Answer with a single number: the count of lines that hold "엘리바스의".

Start of Material supplied

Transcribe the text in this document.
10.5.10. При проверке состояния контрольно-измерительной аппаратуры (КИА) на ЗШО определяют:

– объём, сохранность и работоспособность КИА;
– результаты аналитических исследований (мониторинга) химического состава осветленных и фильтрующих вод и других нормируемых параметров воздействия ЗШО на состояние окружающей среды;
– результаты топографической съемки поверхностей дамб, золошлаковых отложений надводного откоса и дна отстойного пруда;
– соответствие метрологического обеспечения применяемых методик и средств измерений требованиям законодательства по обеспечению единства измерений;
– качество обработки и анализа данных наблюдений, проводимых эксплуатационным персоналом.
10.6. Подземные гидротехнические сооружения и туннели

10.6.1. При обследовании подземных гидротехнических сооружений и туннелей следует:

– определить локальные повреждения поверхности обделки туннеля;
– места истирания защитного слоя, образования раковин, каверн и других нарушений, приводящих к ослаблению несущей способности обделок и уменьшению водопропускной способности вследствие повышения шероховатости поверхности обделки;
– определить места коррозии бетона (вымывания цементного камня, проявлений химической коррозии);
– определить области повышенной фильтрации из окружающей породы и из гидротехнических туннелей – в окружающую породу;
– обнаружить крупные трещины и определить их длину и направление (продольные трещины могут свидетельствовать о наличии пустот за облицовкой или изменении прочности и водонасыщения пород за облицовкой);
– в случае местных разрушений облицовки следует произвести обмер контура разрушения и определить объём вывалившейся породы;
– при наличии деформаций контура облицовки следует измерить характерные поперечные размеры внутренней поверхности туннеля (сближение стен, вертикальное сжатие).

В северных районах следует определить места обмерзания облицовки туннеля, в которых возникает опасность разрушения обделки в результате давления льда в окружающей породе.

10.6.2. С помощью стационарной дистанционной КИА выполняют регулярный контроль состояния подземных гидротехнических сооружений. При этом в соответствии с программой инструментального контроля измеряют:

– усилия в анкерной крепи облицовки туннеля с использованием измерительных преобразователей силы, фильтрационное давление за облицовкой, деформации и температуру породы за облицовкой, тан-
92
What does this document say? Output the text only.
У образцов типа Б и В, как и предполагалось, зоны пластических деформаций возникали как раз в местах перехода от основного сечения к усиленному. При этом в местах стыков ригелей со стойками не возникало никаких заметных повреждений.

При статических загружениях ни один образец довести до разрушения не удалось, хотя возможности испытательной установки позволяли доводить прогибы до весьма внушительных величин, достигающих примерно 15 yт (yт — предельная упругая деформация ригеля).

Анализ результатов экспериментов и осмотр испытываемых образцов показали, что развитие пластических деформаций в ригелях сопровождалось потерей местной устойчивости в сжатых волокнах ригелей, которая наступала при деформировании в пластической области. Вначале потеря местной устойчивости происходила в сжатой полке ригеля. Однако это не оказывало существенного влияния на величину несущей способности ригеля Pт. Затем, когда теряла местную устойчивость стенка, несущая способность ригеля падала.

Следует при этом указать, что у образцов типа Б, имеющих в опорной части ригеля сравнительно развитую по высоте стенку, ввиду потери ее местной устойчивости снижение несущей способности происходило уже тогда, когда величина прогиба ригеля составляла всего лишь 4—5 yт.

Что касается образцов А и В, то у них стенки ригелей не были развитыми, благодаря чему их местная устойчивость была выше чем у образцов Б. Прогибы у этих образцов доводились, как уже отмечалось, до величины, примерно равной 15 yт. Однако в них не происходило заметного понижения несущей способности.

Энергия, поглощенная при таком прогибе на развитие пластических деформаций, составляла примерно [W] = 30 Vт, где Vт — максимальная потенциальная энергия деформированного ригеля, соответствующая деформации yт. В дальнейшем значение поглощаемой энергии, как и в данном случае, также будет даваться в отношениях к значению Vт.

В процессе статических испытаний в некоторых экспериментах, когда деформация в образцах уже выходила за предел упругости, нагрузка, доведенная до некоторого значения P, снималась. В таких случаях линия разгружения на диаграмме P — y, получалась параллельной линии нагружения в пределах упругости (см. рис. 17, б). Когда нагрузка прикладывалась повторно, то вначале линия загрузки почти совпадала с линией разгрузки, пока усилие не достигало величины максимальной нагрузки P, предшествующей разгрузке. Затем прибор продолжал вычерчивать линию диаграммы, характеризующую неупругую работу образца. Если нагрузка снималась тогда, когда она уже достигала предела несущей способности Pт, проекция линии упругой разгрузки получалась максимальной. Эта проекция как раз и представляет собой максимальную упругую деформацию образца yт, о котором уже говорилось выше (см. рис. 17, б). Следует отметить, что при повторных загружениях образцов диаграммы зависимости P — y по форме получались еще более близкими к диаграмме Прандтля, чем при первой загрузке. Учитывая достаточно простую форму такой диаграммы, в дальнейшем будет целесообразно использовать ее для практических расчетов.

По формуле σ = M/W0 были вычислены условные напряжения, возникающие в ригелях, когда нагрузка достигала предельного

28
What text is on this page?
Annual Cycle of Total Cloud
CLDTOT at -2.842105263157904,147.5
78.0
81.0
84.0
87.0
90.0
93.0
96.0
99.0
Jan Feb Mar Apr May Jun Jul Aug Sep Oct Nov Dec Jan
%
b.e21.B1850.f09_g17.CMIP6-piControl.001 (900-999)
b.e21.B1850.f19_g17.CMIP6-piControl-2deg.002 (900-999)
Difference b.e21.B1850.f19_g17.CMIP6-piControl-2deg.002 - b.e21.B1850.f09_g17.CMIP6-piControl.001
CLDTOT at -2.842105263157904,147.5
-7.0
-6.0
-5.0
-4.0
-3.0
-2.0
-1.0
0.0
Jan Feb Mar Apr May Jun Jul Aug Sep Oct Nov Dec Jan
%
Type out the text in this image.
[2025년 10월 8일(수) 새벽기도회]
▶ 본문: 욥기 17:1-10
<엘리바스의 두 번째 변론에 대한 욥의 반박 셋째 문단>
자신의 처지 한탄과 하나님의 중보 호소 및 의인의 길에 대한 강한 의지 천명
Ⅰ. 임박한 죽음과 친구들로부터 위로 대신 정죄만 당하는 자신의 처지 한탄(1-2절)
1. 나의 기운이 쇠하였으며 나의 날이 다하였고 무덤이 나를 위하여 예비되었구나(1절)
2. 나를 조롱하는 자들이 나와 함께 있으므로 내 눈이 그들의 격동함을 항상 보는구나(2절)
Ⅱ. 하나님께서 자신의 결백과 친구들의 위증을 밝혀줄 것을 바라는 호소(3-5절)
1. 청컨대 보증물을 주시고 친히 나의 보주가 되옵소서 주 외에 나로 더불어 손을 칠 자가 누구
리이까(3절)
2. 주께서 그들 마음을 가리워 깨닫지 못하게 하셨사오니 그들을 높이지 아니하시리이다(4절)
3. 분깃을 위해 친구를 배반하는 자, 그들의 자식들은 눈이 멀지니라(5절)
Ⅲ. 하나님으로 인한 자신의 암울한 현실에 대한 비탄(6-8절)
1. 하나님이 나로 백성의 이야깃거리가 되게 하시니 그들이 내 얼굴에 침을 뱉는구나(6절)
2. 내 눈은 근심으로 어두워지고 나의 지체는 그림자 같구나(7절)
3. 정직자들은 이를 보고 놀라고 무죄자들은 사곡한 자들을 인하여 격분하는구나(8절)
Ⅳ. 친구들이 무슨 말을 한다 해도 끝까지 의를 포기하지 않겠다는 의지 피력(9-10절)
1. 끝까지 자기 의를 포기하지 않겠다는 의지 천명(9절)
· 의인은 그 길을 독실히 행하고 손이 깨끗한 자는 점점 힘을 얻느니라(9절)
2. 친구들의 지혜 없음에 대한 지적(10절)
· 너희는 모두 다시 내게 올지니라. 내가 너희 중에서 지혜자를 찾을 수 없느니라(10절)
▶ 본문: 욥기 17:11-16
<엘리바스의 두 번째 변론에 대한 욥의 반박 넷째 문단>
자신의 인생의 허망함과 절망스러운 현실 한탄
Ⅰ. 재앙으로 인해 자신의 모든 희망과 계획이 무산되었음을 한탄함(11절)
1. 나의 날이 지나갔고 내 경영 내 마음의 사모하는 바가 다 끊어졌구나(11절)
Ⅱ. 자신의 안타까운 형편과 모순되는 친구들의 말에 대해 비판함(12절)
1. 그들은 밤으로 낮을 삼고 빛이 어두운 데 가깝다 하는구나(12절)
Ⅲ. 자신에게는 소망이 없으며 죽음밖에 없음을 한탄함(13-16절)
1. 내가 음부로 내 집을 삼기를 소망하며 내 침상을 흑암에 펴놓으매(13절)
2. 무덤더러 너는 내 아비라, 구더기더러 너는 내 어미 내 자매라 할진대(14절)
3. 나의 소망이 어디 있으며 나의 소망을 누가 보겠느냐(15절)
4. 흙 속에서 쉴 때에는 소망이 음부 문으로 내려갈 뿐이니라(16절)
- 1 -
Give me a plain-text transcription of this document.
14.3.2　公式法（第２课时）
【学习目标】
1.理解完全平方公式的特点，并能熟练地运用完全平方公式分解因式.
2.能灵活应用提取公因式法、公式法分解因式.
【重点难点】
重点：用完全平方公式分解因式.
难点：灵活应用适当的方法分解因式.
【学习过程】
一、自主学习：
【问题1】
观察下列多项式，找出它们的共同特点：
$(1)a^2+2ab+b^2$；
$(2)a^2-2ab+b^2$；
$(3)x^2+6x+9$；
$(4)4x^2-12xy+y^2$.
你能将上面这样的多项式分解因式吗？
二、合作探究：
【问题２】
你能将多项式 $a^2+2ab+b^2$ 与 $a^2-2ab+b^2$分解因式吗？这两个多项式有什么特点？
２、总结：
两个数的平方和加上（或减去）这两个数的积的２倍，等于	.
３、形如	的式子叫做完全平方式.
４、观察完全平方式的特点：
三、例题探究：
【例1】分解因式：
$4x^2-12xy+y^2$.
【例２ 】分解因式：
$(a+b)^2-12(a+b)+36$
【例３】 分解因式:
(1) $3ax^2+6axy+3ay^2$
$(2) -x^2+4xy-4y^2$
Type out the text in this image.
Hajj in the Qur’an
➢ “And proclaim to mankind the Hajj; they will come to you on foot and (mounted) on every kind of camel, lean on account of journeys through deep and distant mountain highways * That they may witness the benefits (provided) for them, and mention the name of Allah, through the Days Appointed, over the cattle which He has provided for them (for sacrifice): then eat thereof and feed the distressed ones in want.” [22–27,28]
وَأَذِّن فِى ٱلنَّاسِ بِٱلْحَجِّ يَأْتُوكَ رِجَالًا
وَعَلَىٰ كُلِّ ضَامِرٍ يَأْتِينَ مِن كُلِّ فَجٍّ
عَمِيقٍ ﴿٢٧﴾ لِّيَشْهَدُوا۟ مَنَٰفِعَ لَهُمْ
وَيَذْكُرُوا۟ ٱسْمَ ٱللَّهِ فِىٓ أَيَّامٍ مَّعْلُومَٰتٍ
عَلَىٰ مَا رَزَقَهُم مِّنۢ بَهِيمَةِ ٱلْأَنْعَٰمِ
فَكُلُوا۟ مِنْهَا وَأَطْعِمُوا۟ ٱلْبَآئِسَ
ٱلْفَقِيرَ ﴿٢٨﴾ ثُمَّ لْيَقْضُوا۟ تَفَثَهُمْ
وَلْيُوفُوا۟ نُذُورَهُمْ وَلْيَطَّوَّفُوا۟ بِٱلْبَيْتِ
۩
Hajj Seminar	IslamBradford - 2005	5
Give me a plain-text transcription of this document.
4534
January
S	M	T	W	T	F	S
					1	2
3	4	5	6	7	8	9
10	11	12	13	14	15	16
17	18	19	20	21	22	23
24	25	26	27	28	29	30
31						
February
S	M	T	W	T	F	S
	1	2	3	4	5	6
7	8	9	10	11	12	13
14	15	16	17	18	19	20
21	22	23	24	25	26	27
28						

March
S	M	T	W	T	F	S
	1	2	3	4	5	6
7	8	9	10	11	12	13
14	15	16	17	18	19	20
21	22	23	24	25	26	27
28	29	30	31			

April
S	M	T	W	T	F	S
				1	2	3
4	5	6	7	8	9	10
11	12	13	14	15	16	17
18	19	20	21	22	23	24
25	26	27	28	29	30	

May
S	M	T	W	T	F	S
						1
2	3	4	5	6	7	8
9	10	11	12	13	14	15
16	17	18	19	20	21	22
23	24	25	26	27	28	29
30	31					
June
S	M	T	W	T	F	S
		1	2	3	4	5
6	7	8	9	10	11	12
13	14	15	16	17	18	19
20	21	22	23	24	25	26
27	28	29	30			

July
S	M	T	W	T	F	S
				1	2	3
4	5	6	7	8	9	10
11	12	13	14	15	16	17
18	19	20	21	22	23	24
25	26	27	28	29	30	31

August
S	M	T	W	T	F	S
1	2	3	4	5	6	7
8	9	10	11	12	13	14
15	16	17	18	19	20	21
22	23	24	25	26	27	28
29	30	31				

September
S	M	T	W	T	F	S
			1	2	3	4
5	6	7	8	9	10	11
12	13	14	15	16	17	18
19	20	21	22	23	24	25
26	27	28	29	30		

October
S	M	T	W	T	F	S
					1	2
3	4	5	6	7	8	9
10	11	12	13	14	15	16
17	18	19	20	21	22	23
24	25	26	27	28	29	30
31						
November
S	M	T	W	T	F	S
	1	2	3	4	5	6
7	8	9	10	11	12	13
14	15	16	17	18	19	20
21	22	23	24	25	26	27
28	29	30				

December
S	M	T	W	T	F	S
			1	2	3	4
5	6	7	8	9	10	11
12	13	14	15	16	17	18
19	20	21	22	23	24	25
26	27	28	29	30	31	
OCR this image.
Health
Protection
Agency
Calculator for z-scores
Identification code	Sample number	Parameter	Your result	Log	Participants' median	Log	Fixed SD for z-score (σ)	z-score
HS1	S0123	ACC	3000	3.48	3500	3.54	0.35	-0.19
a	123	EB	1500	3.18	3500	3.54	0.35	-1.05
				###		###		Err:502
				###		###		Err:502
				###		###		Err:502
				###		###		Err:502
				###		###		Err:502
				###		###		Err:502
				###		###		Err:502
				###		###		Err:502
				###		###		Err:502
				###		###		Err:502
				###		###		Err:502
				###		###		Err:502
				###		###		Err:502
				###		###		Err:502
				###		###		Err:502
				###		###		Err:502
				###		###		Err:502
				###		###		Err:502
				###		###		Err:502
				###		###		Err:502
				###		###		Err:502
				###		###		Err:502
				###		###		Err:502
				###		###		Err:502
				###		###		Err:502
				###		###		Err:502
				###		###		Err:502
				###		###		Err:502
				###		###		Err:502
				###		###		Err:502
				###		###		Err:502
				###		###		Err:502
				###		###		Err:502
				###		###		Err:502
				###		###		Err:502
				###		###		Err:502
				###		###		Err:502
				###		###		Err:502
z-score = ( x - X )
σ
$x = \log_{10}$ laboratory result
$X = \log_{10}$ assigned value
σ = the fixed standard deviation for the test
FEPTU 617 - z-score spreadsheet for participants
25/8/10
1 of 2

End of Material supplied

* [The completed task]: 2